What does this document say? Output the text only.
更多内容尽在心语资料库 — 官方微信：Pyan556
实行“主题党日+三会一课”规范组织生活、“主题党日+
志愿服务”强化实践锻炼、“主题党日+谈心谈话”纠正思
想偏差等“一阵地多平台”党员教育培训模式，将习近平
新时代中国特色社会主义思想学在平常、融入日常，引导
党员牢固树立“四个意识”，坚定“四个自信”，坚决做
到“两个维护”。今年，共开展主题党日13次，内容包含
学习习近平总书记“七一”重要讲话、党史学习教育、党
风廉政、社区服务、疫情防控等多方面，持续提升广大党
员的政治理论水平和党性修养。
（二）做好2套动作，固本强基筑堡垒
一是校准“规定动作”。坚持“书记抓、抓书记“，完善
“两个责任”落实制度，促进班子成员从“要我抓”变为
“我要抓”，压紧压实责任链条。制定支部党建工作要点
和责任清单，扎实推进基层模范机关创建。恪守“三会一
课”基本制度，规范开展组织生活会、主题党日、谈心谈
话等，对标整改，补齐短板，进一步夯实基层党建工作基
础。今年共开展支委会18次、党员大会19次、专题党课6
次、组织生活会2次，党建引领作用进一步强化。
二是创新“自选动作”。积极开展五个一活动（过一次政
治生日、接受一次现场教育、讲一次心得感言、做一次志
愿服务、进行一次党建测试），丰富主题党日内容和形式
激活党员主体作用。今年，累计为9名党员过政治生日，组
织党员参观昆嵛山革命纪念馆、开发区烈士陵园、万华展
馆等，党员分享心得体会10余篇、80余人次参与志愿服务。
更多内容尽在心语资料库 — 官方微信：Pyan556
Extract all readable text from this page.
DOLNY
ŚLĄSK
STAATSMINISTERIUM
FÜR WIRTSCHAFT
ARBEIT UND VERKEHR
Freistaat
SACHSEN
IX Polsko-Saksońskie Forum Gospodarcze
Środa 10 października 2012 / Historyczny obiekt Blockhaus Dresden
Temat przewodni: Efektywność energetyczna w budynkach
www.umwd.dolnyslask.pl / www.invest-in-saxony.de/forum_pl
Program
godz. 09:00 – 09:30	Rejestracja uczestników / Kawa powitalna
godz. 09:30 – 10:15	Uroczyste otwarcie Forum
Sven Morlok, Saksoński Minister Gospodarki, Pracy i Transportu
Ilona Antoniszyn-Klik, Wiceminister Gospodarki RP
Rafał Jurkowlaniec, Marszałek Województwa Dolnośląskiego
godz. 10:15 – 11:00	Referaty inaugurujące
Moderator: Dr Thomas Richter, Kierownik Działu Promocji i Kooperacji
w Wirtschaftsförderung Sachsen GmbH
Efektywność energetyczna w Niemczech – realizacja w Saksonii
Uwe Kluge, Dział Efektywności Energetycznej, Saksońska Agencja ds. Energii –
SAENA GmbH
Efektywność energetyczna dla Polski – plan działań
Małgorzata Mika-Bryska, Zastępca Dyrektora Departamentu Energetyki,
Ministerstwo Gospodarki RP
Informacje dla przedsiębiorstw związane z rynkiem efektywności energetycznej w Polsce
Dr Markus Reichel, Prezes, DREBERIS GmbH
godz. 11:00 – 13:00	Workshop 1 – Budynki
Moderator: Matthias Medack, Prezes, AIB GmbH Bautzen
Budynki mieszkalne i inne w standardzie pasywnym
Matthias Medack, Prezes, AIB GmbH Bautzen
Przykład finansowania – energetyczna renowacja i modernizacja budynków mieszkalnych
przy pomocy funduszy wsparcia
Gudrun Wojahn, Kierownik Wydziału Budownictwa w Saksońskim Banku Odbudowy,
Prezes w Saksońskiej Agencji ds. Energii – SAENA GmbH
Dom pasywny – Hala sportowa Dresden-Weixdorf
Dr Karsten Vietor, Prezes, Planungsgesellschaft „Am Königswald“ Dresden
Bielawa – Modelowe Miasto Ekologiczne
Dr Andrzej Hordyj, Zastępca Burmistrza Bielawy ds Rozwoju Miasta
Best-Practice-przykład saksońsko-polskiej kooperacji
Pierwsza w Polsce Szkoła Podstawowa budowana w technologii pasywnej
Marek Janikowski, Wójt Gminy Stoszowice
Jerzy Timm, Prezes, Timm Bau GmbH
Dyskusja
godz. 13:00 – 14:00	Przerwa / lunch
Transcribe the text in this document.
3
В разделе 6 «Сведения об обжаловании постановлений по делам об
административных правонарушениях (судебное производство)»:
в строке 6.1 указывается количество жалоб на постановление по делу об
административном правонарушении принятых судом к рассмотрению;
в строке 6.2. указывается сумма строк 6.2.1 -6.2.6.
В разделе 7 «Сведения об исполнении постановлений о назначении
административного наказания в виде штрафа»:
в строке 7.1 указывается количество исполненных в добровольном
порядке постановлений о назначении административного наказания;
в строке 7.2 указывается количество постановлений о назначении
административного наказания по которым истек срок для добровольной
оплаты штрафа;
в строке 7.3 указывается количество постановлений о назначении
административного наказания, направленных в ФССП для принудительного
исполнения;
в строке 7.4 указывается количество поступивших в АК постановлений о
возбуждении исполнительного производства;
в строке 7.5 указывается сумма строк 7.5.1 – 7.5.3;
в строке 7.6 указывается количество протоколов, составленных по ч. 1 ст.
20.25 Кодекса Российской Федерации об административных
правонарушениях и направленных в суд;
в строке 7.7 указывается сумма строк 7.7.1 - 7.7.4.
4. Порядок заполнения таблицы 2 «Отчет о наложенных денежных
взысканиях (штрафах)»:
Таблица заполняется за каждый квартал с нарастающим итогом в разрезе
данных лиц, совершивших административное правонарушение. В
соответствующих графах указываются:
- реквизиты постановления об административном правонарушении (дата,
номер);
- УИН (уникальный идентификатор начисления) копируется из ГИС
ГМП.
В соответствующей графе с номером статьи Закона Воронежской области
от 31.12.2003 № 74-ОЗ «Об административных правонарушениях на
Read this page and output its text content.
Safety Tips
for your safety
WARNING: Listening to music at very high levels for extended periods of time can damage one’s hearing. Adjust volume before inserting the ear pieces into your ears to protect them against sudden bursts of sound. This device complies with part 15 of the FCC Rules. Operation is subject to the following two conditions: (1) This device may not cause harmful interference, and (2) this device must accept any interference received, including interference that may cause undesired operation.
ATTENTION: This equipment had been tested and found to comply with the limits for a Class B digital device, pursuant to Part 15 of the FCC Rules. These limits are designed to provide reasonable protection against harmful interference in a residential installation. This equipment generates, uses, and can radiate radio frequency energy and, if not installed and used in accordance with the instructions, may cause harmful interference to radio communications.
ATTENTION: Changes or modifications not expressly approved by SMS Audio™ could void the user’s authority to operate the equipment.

---

_WHAT YOU SHOULD DO_:
Print again each line of the listing above, exactly as it appears.

_EXERCISE RESULT_:
What does this document say? Output the text only.
更多内容尽在心语资料库 — 官方微信：Pyan556
实行“主题党日+三会一课”规范组织生活、“主题党日+
志愿服务”强化实践锻炼、“主题党日+谈心谈话”纠正思
想偏差等“一阵地多平台”党员教育培训模式，将习近平
新时代中国特色社会主义思想学在平常、融入日常，引导
党员牢固树立“四个意识”，坚定“四个自信”，坚决做
到“两个维护”。今年，共开展主题党日13次，内容包含
学习习近平总书记“七一”重要讲话、党史学习教育、党
风廉政、社区服务、疫情防控等多方面，持续提升广大党
员的政治理论水平和党性修养。
（二）做好2套动作，固本强基筑堡垒
一是校准“规定动作”。坚持“书记抓、抓书记“，完善
“两个责任”落实制度，促进班子成员从“要我抓”变为
“我要抓”，压紧压实责任链条。制定支部党建工作要点
和责任清单，扎实推进基层模范机关创建。恪守“三会一
课”基本制度，规范开展组织生活会、主题党日、谈心谈
话等，对标整改，补齐短板，进一步夯实基层党建工作基
础。今年共开展支委会18次、党员大会19次、专题党课6
次、组织生活会2次，党建引领作用进一步强化。
二是创新“自选动作”。积极开展五个一活动（过一次政
治生日、接受一次现场教育、讲一次心得感言、做一次志
愿服务、进行一次党建测试），丰富主题党日内容和形式
激活党员主体作用。今年，累计为9名党员过政治生日，组
织党员参观昆嵛山革命纪念馆、开发区烈士陵园、万华展
馆等，党员分享心得体会10余篇、80余人次参与志愿服务。
更多内容尽在心语资料库 — 官方微信：Pyan556
Extract all readable text from this page.
DOLNY
ŚLĄSK
STAATSMINISTERIUM
FÜR WIRTSCHAFT
ARBEIT UND VERKEHR
Freistaat
SACHSEN
IX Polsko-Saksońskie Forum Gospodarcze
Środa 10 października 2012 / Historyczny obiekt Blockhaus Dresden
Temat przewodni: Efektywność energetyczna w budynkach
www.umwd.dolnyslask.pl / www.invest-in-saxony.de/forum_pl
Program
godz. 09:00 – 09:30	Rejestracja uczestników / Kawa powitalna
godz. 09:30 – 10:15	Uroczyste otwarcie Forum
Sven Morlok, Saksoński Minister Gospodarki, Pracy i Transportu
Ilona Antoniszyn-Klik, Wiceminister Gospodarki RP
Rafał Jurkowlaniec, Marszałek Województwa Dolnośląskiego
godz. 10:15 – 11:00	Referaty inaugurujące
Moderator: Dr Thomas Richter, Kierownik Działu Promocji i Kooperacji
w Wirtschaftsförderung Sachsen GmbH
Efektywność energetyczna w Niemczech – realizacja w Saksonii
Uwe Kluge, Dział Efektywności Energetycznej, Saksońska Agencja ds. Energii –
SAENA GmbH
Efektywność energetyczna dla Polski – plan działań
Małgorzata Mika-Bryska, Zastępca Dyrektora Departamentu Energetyki,
Ministerstwo Gospodarki RP
Informacje dla przedsiębiorstw związane z rynkiem efektywności energetycznej w Polsce
Dr Markus Reichel, Prezes, DREBERIS GmbH
godz. 11:00 – 13:00	Workshop 1 – Budynki
Moderator: Matthias Medack, Prezes, AIB GmbH Bautzen
Budynki mieszkalne i inne w standardzie pasywnym
Matthias Medack, Prezes, AIB GmbH Bautzen
Przykład finansowania – energetyczna renowacja i modernizacja budynków mieszkalnych
przy pomocy funduszy wsparcia
Gudrun Wojahn, Kierownik Wydziału Budownictwa w Saksońskim Banku Odbudowy,
Prezes w Saksońskiej Agencji ds. Energii – SAENA GmbH
Dom pasywny – Hala sportowa Dresden-Weixdorf
Dr Karsten Vietor, Prezes, Planungsgesellschaft „Am Königswald“ Dresden
Bielawa – Modelowe Miasto Ekologiczne
Dr Andrzej Hordyj, Zastępca Burmistrza Bielawy ds Rozwoju Miasta
Best-Practice-przykład saksońsko-polskiej kooperacji
Pierwsza w Polsce Szkoła Podstawowa budowana w technologii pasywnej
Marek Janikowski, Wójt Gminy Stoszowice
Jerzy Timm, Prezes, Timm Bau GmbH
Dyskusja
godz. 13:00 – 14:00	Przerwa / lunch
Transcribe the text in this document.
3
В разделе 6 «Сведения об обжаловании постановлений по делам об
административных правонарушениях (судебное производство)»:
в строке 6.1 указывается количество жалоб на постановление по делу об
административном правонарушении принятых судом к рассмотрению;
в строке 6.2. указывается сумма строк 6.2.1 -6.2.6.
В разделе 7 «Сведения об исполнении постановлений о назначении
административного наказания в виде штрафа»:
в строке 7.1 указывается количество исполненных в добровольном
порядке постановлений о назначении административного наказания;
в строке 7.2 указывается количество постановлений о назначении
административного наказания по которым истек срок для добровольной
оплаты штрафа;
в строке 7.3 указывается количество постановлений о назначении
административного наказания, направленных в ФССП для принудительного
исполнения;
в строке 7.4 указывается количество поступивших в АК постановлений о
возбуждении исполнительного производства;
в строке 7.5 указывается сумма строк 7.5.1 – 7.5.3;
в строке 7.6 указывается количество протоколов, составленных по ч. 1 ст.
20.25 Кодекса Российской Федерации об административных
правонарушениях и направленных в суд;
в строке 7.7 указывается сумма строк 7.7.1 - 7.7.4.
4. Порядок заполнения таблицы 2 «Отчет о наложенных денежных
взысканиях (штрафах)»:
Таблица заполняется за каждый квартал с нарастающим итогом в разрезе
данных лиц, совершивших административное правонарушение. В
соответствующих графах указываются:
- реквизиты постановления об административном правонарушении (дата,
номер);
- УИН (уникальный идентификатор начисления) копируется из ГИС
ГМП.
В соответствующей графе с номером статьи Закона Воронежской области
от 31.12.2003 № 74-ОЗ «Об административных правонарушениях на
Read this page and output its text content.
Safety Tips
for your safety
WARNING: Listening to music at very high levels for extended periods of time can damage one’s hearing. Adjust volume before inserting the ear pieces into your ears to protect them against sudden bursts of sound. This device complies with part 15 of the FCC Rules. Operation is subject to the following two conditions: (1) This device may not cause harmful interference, and (2) this device must accept any interference received, including interference that may cause undesired operation.
ATTENTION: This equipment had been tested and found to comply with the limits for a Class B digital device, pursuant to Part 15 of the FCC Rules. These limits are designed to provide reasonable protection against harmful interference in a residential installation. This equipment generates, uses, and can radiate radio frequency energy and, if not installed and used in accordance with the instructions, may cause harmful interference to radio communications.
ATTENTION: Changes or modifications not expressly approved by SMS Audio™ could void the user’s authority to operate the equipment.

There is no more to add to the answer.